Items from a data source

>>>>>

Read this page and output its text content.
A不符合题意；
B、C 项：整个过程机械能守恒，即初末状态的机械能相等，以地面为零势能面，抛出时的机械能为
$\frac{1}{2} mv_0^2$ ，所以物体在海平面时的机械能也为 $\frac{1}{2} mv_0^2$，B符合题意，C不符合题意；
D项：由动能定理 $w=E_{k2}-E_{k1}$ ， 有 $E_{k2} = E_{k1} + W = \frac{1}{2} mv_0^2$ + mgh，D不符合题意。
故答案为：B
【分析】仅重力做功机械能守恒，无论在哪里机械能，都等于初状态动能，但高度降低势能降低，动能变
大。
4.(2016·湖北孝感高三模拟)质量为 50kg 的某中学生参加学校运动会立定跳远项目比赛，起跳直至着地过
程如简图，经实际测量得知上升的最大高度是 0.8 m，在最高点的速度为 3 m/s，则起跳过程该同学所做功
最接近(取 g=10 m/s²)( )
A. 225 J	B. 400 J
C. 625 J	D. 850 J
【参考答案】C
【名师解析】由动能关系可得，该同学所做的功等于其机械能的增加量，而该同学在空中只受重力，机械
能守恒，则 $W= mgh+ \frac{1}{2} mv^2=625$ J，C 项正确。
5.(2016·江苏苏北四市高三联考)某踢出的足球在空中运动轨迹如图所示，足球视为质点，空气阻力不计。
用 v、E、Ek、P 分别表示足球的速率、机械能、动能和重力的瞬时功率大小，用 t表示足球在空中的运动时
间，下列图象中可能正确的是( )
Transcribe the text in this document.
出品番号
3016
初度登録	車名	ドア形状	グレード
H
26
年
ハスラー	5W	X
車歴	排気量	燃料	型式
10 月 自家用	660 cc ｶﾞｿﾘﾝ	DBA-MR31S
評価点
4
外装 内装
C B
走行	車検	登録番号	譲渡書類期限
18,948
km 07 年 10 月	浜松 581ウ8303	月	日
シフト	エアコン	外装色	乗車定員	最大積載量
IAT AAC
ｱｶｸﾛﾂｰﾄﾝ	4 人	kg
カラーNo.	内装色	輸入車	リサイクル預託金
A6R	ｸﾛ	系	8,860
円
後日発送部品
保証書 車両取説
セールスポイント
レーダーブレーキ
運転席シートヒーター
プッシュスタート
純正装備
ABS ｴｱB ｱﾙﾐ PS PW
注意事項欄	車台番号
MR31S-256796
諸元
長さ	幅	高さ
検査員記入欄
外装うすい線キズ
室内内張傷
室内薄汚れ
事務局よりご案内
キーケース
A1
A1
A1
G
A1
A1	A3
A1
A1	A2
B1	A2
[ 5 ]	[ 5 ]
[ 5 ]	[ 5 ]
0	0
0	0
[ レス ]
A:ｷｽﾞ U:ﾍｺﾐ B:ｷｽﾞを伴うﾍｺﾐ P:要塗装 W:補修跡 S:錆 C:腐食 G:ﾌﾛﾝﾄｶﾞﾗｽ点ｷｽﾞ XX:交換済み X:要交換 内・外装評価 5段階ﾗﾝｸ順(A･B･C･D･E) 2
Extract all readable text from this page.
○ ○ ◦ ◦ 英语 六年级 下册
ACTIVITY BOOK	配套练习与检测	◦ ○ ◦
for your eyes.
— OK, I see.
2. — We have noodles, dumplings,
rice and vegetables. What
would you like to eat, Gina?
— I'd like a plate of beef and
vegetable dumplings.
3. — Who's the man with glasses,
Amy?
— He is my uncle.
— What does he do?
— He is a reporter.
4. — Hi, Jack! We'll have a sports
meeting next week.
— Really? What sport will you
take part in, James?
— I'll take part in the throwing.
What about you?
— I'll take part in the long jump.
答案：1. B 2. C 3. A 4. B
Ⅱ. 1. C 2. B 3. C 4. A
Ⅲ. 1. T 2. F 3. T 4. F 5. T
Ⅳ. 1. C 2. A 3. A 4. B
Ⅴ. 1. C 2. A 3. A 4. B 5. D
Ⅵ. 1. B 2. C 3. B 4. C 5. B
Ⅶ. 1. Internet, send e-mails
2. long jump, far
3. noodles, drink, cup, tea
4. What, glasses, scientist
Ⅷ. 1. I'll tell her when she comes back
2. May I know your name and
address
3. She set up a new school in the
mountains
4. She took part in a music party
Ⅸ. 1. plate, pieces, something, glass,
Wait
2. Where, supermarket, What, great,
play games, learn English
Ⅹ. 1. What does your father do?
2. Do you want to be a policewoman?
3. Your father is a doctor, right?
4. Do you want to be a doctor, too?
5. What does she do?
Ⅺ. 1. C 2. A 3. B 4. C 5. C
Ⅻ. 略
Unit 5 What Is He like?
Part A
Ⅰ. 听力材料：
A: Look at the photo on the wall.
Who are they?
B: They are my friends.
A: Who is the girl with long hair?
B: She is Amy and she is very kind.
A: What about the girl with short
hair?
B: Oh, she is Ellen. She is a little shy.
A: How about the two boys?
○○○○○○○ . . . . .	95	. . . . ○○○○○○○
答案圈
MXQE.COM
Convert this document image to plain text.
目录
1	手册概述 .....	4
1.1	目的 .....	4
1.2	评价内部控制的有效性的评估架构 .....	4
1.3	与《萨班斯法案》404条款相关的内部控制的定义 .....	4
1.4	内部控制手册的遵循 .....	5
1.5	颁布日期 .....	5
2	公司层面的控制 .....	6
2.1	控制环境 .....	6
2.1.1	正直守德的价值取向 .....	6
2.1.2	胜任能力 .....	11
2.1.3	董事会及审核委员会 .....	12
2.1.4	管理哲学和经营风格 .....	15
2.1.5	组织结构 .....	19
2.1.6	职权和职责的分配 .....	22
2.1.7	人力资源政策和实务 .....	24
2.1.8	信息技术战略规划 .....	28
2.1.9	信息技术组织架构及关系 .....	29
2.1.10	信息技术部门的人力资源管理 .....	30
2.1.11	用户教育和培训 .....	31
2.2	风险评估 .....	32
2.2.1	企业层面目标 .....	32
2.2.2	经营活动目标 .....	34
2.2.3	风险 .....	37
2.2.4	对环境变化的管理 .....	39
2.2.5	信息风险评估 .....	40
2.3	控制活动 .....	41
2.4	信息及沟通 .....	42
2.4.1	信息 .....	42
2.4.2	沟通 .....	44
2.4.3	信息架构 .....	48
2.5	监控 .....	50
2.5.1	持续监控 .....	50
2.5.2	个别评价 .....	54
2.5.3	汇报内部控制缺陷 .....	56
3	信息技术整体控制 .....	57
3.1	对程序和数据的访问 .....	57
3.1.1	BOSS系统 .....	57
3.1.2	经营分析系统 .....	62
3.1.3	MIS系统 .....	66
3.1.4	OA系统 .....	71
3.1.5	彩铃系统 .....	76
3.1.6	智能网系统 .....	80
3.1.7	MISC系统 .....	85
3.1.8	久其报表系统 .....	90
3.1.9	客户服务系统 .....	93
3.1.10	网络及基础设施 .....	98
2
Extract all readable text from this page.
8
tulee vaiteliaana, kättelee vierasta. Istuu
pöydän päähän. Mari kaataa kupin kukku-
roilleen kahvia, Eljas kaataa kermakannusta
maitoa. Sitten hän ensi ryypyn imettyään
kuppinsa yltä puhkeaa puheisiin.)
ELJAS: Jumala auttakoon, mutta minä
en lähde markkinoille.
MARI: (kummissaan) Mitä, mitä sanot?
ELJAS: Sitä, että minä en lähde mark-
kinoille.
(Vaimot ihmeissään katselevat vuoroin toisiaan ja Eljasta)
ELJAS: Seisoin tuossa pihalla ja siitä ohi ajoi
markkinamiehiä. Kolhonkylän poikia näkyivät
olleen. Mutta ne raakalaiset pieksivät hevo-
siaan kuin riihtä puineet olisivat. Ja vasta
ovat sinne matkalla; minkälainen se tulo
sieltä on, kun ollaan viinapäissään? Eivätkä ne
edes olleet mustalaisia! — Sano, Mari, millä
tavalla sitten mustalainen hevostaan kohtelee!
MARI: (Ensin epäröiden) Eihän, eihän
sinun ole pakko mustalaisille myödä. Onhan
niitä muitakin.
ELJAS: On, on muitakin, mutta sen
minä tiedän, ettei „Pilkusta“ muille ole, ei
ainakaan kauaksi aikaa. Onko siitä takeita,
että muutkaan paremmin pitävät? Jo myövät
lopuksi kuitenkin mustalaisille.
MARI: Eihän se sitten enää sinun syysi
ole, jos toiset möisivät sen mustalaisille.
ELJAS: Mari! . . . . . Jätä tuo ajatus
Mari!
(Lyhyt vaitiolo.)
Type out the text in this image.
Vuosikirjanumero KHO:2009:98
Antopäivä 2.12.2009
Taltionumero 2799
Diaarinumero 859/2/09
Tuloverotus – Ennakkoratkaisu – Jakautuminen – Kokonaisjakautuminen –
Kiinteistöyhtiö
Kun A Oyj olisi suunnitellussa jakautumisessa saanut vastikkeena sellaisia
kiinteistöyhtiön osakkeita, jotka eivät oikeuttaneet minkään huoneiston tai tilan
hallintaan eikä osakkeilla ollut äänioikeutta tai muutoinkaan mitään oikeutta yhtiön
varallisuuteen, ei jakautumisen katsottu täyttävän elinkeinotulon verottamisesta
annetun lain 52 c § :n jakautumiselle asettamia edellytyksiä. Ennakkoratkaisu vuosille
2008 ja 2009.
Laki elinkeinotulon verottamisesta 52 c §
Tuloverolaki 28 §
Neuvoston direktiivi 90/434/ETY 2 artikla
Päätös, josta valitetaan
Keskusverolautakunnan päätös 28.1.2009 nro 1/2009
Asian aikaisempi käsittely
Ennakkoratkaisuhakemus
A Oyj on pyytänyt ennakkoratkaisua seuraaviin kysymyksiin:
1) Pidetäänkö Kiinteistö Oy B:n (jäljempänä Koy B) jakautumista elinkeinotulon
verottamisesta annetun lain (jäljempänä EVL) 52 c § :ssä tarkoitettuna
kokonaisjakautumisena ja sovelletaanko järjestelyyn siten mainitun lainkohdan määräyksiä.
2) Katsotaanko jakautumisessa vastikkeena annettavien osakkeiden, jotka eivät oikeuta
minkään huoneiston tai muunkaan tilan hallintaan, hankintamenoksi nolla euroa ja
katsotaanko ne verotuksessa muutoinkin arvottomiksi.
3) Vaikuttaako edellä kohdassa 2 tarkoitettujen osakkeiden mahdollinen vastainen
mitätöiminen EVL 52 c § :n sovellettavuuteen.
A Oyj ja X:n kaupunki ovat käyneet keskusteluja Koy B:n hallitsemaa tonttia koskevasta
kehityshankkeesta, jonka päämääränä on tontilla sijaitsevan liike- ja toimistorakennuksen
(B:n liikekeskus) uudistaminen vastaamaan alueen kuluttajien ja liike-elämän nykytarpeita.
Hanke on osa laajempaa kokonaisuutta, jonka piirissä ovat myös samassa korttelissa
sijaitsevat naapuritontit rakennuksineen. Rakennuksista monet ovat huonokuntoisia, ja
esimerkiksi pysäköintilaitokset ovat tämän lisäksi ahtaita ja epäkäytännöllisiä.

<<<<<

# [YOUR OBJECTIVE]
Single out each line of the records above with the string "document" in it, and copy it.

# [EXERCISE RESPONSE]
Transcribe the text in this document.
Convert this document image to plain text.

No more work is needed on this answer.